-------- RAW RECORDS --------

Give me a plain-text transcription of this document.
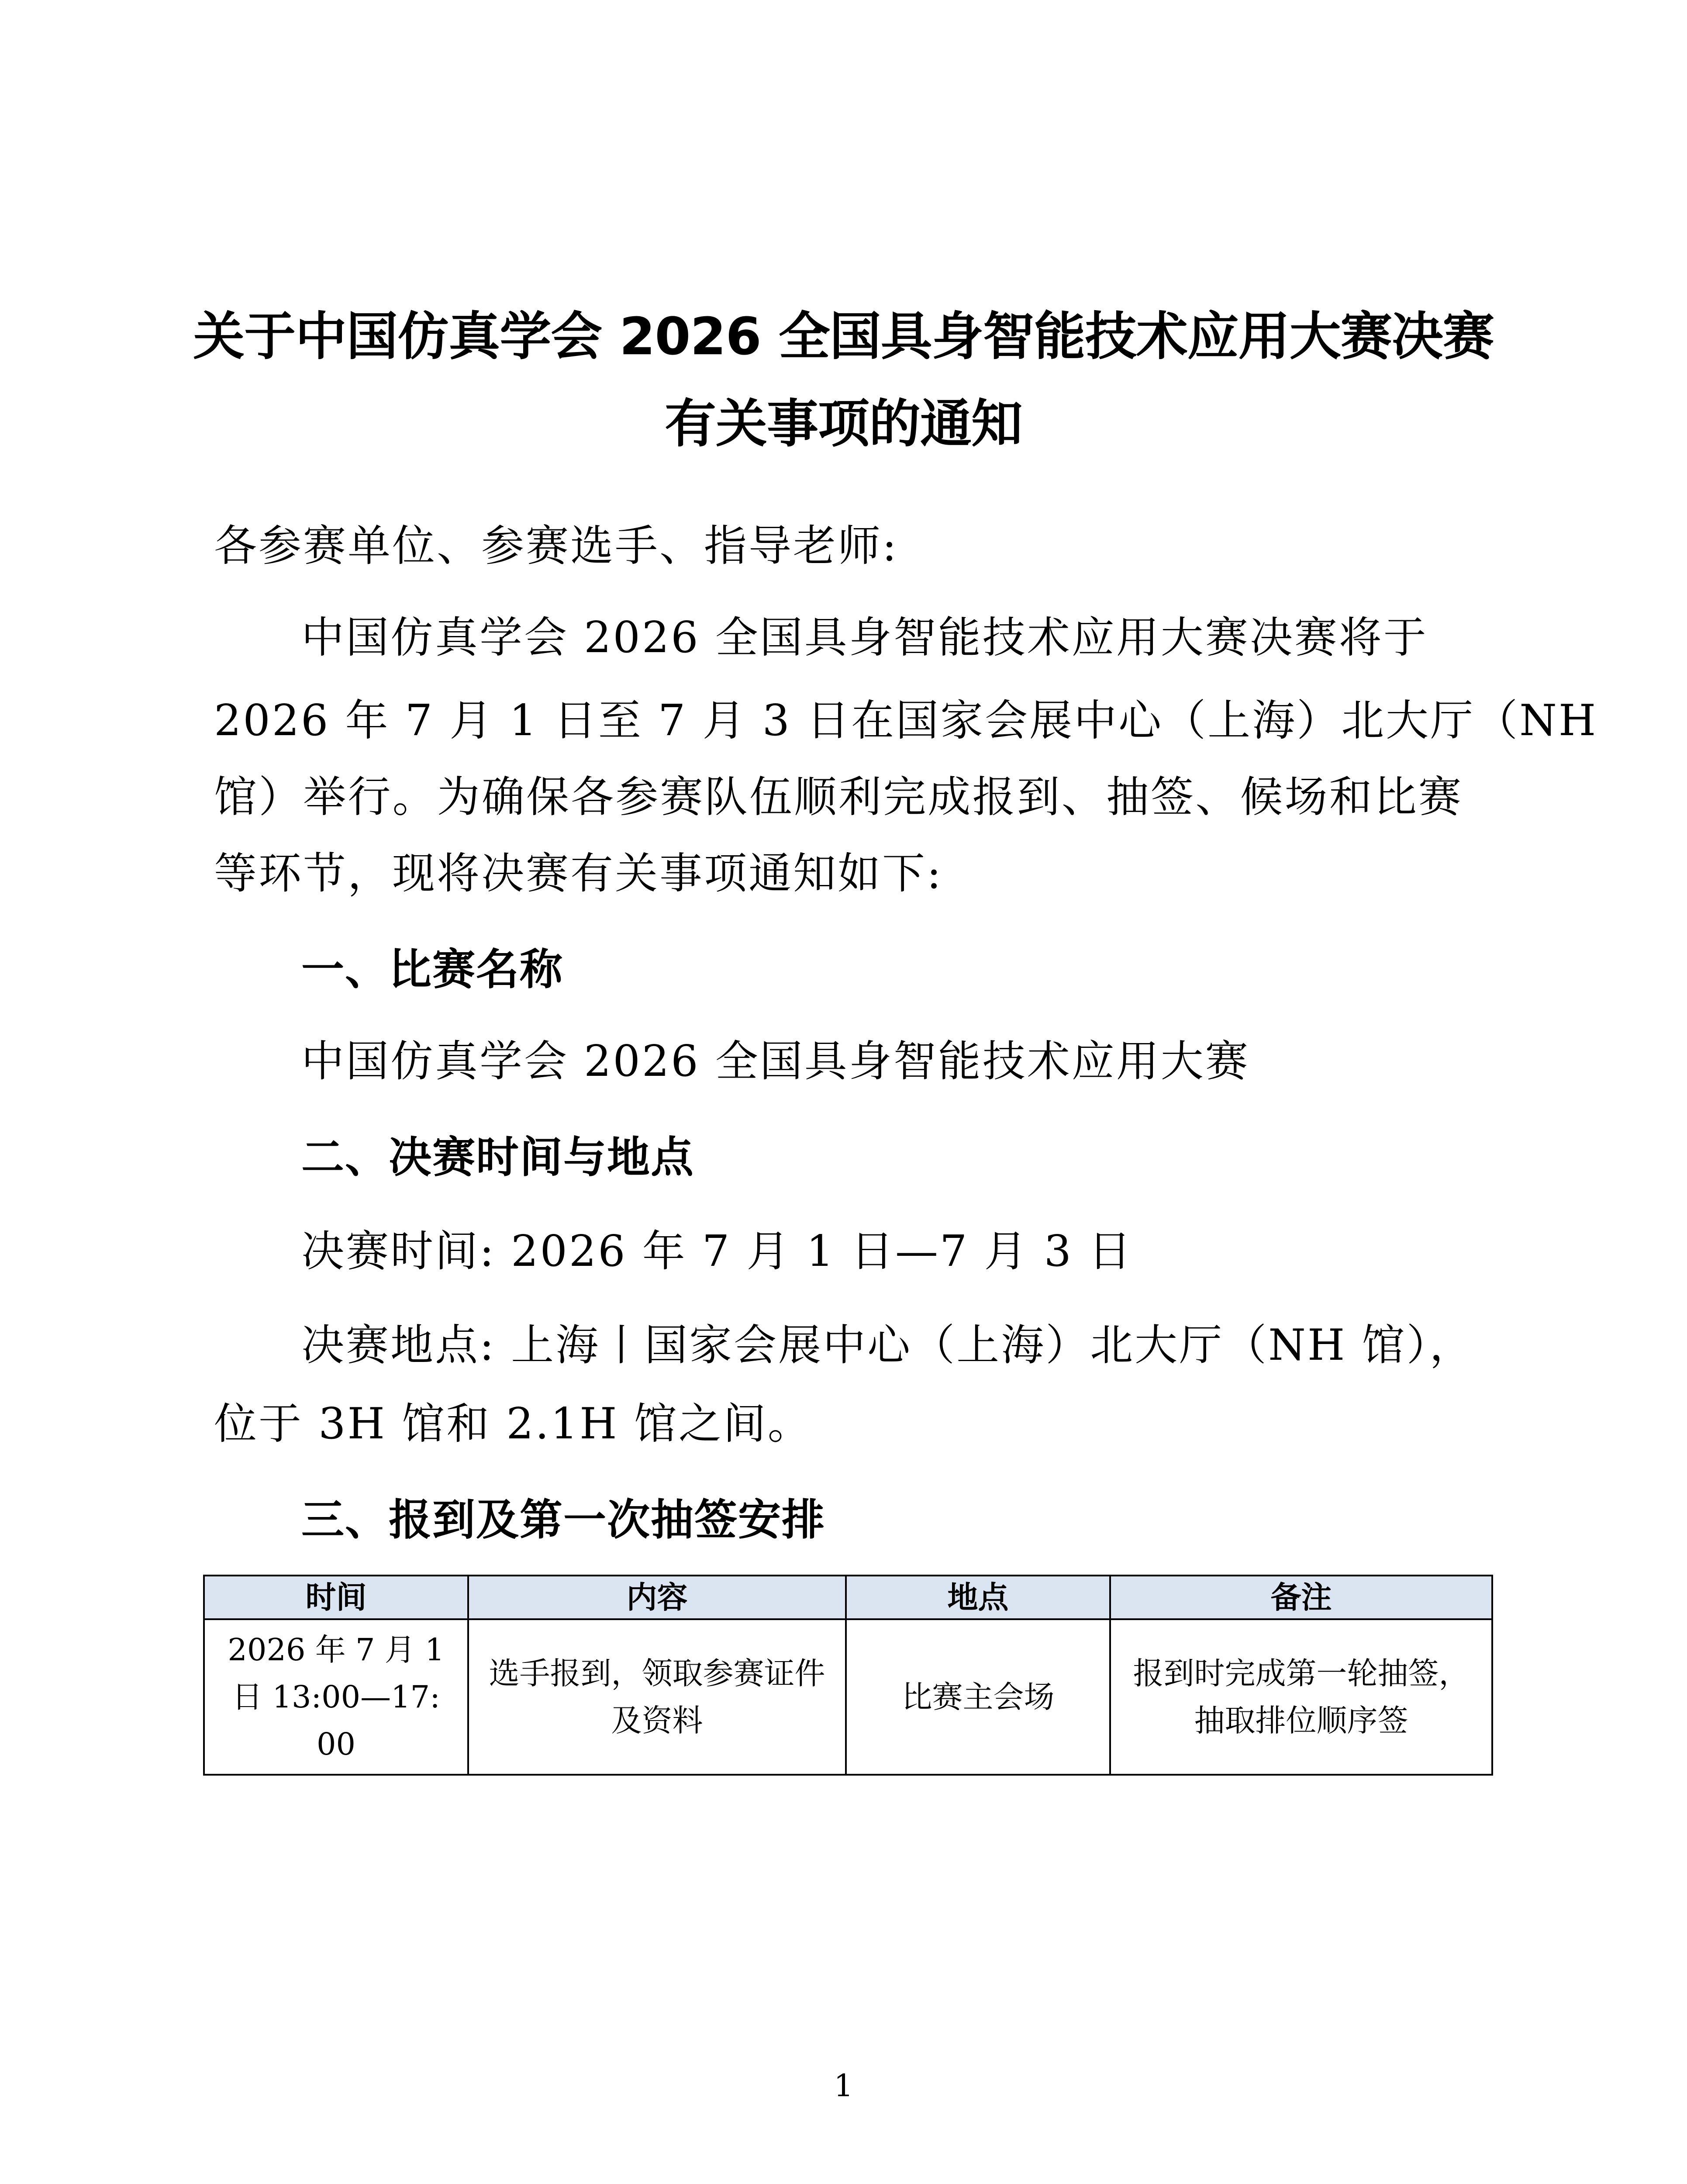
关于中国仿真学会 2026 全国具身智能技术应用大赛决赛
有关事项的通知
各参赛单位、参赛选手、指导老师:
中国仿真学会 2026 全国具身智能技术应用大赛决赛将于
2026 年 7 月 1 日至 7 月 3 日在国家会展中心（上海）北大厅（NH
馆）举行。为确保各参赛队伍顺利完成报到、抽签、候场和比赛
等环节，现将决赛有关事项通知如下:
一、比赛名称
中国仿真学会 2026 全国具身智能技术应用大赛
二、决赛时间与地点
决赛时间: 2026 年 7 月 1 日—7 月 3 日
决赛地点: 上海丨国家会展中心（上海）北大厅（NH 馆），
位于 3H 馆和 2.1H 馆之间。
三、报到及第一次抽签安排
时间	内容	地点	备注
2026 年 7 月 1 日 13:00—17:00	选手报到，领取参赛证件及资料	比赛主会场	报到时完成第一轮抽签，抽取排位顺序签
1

--------

### WHAT THE EXERCISE ASKS
All entries must be written out again exactly as given, with no pictures in the copy.

### WORKED SOLUTION
Give me a plain-text transcription of this document.
关于中国仿真学会 2026 全国具身智能技术应用大赛决赛
有关事项的通知
各参赛单位、参赛选手、指导老师:
中国仿真学会 2026 全国具身智能技术应用大赛决赛将于
2026 年 7 月 1 日至 7 月 3 日在国家会展中心（上海）北大厅（NH
馆）举行。为确保各参赛队伍顺利完成报到、抽签、候场和比赛
等环节，现将决赛有关事项通知如下:
一、比赛名称
中国仿真学会 2026 全国具身智能技术应用大赛
二、决赛时间与地点
决赛时间: 2026 年 7 月 1 日—7 月 3 日
决赛地点: 上海丨国家会展中心（上海）北大厅（NH 馆），
位于 3H 馆和 2.1H 馆之间。
三、报到及第一次抽签安排
时间	内容	地点	备注
2026 年 7 月 1 日 13:00—17:00	选手报到，领取参赛证件及资料	比赛主会场	报到时完成第一轮抽签，抽取排位顺序签
1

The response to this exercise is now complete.